══ ITEMS ══

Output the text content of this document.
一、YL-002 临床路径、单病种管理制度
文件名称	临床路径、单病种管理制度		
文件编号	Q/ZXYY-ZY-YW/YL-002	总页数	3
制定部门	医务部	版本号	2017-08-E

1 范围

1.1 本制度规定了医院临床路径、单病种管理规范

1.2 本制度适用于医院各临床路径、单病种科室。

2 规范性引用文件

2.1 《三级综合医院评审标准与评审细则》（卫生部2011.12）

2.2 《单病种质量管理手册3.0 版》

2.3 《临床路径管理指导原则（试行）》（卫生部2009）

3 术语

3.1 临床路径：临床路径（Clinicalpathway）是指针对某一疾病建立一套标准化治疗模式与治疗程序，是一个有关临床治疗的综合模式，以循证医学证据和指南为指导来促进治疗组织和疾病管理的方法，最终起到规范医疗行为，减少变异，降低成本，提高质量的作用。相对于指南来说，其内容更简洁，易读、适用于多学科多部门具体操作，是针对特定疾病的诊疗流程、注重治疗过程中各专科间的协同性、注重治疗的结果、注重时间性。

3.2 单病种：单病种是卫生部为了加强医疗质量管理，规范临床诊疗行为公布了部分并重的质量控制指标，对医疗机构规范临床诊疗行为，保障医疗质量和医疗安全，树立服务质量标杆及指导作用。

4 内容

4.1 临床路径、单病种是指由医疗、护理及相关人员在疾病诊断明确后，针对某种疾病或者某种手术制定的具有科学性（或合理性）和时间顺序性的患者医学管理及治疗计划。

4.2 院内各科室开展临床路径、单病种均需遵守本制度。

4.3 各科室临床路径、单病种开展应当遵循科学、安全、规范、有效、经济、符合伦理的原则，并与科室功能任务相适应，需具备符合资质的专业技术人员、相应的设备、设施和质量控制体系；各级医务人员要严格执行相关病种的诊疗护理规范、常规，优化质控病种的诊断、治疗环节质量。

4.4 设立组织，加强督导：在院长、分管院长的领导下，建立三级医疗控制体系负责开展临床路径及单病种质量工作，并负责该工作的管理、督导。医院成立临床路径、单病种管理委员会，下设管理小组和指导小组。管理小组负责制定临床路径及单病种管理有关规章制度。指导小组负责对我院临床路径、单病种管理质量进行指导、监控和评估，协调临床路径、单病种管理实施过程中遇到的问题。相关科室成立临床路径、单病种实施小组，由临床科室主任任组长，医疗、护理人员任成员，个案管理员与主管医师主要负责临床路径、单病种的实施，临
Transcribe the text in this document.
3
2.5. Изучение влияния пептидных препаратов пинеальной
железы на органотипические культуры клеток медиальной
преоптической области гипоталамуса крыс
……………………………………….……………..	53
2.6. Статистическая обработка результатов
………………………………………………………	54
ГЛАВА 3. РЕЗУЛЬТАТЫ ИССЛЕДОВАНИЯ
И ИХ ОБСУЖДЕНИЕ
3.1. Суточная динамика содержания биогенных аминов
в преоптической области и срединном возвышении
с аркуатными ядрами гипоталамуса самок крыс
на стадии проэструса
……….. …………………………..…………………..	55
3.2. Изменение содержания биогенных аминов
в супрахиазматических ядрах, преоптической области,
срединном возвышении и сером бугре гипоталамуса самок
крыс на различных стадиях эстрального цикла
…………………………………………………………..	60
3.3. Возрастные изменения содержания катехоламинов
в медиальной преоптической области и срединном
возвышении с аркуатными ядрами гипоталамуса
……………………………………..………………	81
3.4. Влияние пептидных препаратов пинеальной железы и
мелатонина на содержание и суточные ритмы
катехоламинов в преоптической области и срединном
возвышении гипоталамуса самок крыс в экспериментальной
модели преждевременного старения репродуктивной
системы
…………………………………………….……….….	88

═══

THE PROBLEM - Restate each record exactly as written.

TASK ANSWER -
Output the text content of this document.
一、YL-002 临床路径、单病种管理制度
文件名称	临床路径、单病种管理制度		
文件编号	Q/ZXYY-ZY-YW/YL-002	总页数	3
制定部门	医务部	版本号	2017-08-E

1 范围

1.1 本制度规定了医院临床路径、单病种管理规范

1.2 本制度适用于医院各临床路径、单病种科室。

2 规范性引用文件

2.1 《三级综合医院评审标准与评审细则》（卫生部2011.12）

2.2 《单病种质量管理手册3.0 版》

2.3 《临床路径管理指导原则（试行）》（卫生部2009）

3 术语

3.1 临床路径：临床路径（Clinicalpathway）是指针对某一疾病建立一套标准化治疗模式与治疗程序，是一个有关临床治疗的综合模式，以循证医学证据和指南为指导来促进治疗组织和疾病管理的方法，最终起到规范医疗行为，减少变异，降低成本，提高质量的作用。相对于指南来说，其内容更简洁，易读、适用于多学科多部门具体操作，是针对特定疾病的诊疗流程、注重治疗过程中各专科间的协同性、注重治疗的结果、注重时间性。

3.2 单病种：单病种是卫生部为了加强医疗质量管理，规范临床诊疗行为公布了部分并重的质量控制指标，对医疗机构规范临床诊疗行为，保障医疗质量和医疗安全，树立服务质量标杆及指导作用。

4 内容

4.1 临床路径、单病种是指由医疗、护理及相关人员在疾病诊断明确后，针对某种疾病或者某种手术制定的具有科学性（或合理性）和时间顺序性的患者医学管理及治疗计划。

4.2 院内各科室开展临床路径、单病种均需遵守本制度。

4.3 各科室临床路径、单病种开展应当遵循科学、安全、规范、有效、经济、符合伦理的原则，并与科室功能任务相适应，需具备符合资质的专业技术人员、相应的设备、设施和质量控制体系；各级医务人员要严格执行相关病种的诊疗护理规范、常规，优化质控病种的诊断、治疗环节质量。

4.4 设立组织，加强督导：在院长、分管院长的领导下，建立三级医疗控制体系负责开展临床路径及单病种质量工作，并负责该工作的管理、督导。医院成立临床路径、单病种管理委员会，下设管理小组和指导小组。管理小组负责制定临床路径及单病种管理有关规章制度。指导小组负责对我院临床路径、单病种管理质量进行指导、监控和评估，协调临床路径、单病种管理实施过程中遇到的问题。相关科室成立临床路径、单病种实施小组，由临床科室主任任组长，医疗、护理人员任成员，个案管理员与主管医师主要负责临床路径、单病种的实施，临
Transcribe the text in this document.
3
2.5. Изучение влияния пептидных препаратов пинеальной
железы на органотипические культуры клеток медиальной
преоптической области гипоталамуса крыс
……………………………………….……………..	53
2.6. Статистическая обработка результатов
………………………………………………………	54
ГЛАВА 3. РЕЗУЛЬТАТЫ ИССЛЕДОВАНИЯ
И ИХ ОБСУЖДЕНИЕ
3.1. Суточная динамика содержания биогенных аминов
в преоптической области и срединном возвышении
с аркуатными ядрами гипоталамуса самок крыс
на стадии проэструса
……….. …………………………..…………………..	55
3.2. Изменение содержания биогенных аминов
в супрахиазматических ядрах, преоптической области,
срединном возвышении и сером бугре гипоталамуса самок
крыс на различных стадиях эстрального цикла
…………………………………………………………..	60
3.3. Возрастные изменения содержания катехоламинов
в медиальной преоптической области и срединном
возвышении с аркуатными ядрами гипоталамуса
……………………………………..………………	81
3.4. Влияние пептидных препаратов пинеальной железы и
мелатонина на содержание и суточные ритмы
катехоламинов в преоптической области и срединном
возвышении гипоталамуса самок крыс в экспериментальной
модели преждевременного старения репродуктивной
системы
…………………………………………….……….….	88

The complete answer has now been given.